Aim of the task: Your task is to copy every line of this material exactly.

-------

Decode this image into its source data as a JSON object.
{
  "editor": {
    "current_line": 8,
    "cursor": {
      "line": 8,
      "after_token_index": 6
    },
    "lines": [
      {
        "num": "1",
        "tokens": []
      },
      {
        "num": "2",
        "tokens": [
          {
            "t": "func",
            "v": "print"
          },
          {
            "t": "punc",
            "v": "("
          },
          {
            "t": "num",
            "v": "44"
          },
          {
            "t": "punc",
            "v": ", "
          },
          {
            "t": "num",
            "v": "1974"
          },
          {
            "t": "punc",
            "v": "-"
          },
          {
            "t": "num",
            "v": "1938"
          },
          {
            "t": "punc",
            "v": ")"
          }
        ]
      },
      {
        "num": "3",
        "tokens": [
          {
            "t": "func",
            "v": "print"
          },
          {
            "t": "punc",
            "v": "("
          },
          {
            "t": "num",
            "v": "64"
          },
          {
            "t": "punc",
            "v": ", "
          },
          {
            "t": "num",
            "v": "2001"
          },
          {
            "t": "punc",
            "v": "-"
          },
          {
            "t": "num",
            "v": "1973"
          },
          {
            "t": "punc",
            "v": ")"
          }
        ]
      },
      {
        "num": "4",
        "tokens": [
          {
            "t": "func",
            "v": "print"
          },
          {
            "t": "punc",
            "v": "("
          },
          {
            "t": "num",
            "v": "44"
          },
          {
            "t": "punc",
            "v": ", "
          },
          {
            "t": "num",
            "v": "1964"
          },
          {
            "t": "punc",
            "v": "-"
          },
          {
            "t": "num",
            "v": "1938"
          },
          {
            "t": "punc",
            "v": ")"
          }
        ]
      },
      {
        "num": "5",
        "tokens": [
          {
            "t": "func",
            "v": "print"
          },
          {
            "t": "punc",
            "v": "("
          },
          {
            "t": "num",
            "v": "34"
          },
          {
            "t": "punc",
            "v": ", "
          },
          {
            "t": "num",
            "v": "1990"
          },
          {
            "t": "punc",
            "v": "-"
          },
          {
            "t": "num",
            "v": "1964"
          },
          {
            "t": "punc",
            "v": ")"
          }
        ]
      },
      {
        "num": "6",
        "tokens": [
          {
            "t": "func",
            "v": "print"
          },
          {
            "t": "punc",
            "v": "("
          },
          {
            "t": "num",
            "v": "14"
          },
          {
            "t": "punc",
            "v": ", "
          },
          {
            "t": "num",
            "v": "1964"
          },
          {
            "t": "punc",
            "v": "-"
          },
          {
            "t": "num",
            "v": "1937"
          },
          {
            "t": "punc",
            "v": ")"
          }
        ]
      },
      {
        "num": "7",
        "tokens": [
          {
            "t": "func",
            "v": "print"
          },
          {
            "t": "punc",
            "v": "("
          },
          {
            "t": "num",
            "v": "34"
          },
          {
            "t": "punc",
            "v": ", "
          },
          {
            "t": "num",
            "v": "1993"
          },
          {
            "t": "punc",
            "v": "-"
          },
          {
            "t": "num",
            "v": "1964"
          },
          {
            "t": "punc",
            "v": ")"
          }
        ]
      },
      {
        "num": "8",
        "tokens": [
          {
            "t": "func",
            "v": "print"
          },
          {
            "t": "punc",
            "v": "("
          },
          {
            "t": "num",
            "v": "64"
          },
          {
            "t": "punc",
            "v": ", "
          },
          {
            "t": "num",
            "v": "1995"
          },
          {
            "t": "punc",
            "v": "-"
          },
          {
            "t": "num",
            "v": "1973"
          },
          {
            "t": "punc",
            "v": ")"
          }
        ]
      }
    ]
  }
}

-------

Answer in full:
Decode this image into its source data as a JSON object.
{
  "editor": {
    "current_line": 8,
    "cursor": {
      "line": 8,
      "after_token_index": 6
    },
    "lines": [
      {
        "num": "1",
        "tokens": []
      },
      {
        "num": "2",
        "tokens": [
          {
            "t": "func",
            "v": "print"
          },
          {
            "t": "punc",
            "v": "("
          },
          {
            "t": "num",
            "v": "44"
          },
          {
            "t": "punc",
            "v": ", "
          },
          {
            "t": "num",
            "v": "1974"
          },
          {
            "t": "punc",
            "v": "-"
          },
          {
            "t": "num",
            "v": "1938"
          },
          {
            "t": "punc",
            "v": ")"
          }
        ]
      },
      {
        "num": "3",
        "tokens": [
          {
            "t": "func",
            "v": "print"
          },
          {
            "t": "punc",
            "v": "("
          },
          {
            "t": "num",
            "v": "64"
          },
          {
            "t": "punc",
            "v": ", "
          },
          {
            "t": "num",
            "v": "2001"
          },
          {
            "t": "punc",
            "v": "-"
          },
          {
            "t": "num",
            "v": "1973"
          },
          {
            "t": "punc",
            "v": ")"
          }
        ]
      },
      {
        "num": "4",
        "tokens": [
          {
            "t": "func",
            "v": "print"
          },
          {
            "t": "punc",
            "v": "("
          },
          {
            "t": "num",
            "v": "44"
          },
          {
            "t": "punc",
            "v": ", "
          },
          {
            "t": "num",
            "v": "1964"
          },
          {
            "t": "punc",
            "v": "-"
          },
          {
            "t": "num",
            "v": "1938"
          },
          {
            "t": "punc",
            "v": ")"
          }
        ]
      },
      {
        "num": "5",
        "tokens": [
          {
            "t": "func",
            "v": "print"
          },
          {
            "t": "punc",
            "v": "("
          },
          {
            "t": "num",
            "v": "34"
          },
          {
            "t": "punc",
            "v": ", "
          },
          {
            "t": "num",
            "v": "1990"
          },
          {
            "t": "punc",
            "v": "-"
          },
          {
            "t": "num",
            "v": "1964"
          },
          {
            "t": "punc",
            "v": ")"
          }
        ]
      },
      {
        "num": "6",
        "tokens": [
          {
            "t": "func",
            "v": "print"
          },
          {
            "t": "punc",
            "v": "("
          },
          {
            "t": "num",
            "v": "14"
          },
          {
            "t": "punc",
            "v": ", "
          },
          {
            "t": "num",
            "v": "1964"
          },
          {
            "t": "punc",
            "v": "-"
          },
          {
            "t": "num",
            "v": "1937"
          },
          {
            "t": "punc",
            "v": ")"
          }
        ]
      },
      {
        "num": "7",
        "tokens": [
          {
            "t": "func",
            "v": "print"
          },
          {
            "t": "punc",
            "v": "("
          },
          {
            "t": "num",
            "v": "34"
          },
          {
            "t": "punc",
            "v": ", "
          },
          {
            "t": "num",
            "v": "1993"
          },
          {
            "t": "punc",
            "v": "-"
          },
          {
            "t": "num",
            "v": "1964"
          },
          {
            "t": "punc",
            "v": ")"
          }
        ]
      },
      {
        "num": "8",
        "tokens": [
          {
            "t": "func",
            "v": "print"
          },
          {
            "t": "punc",
            "v": "("
          },
          {
            "t": "num",
            "v": "64"
          },
          {
            "t": "punc",
            "v": ", "
          },
          {
            "t": "num",
            "v": "1995"
          },
          {
            "t": "punc",
            "v": "-"
          },
          {
            "t": "num",
            "v": "1973"
          },
          {
            "t": "punc",
            "v": ")"
          }
        ]
      }
    ]
  }
}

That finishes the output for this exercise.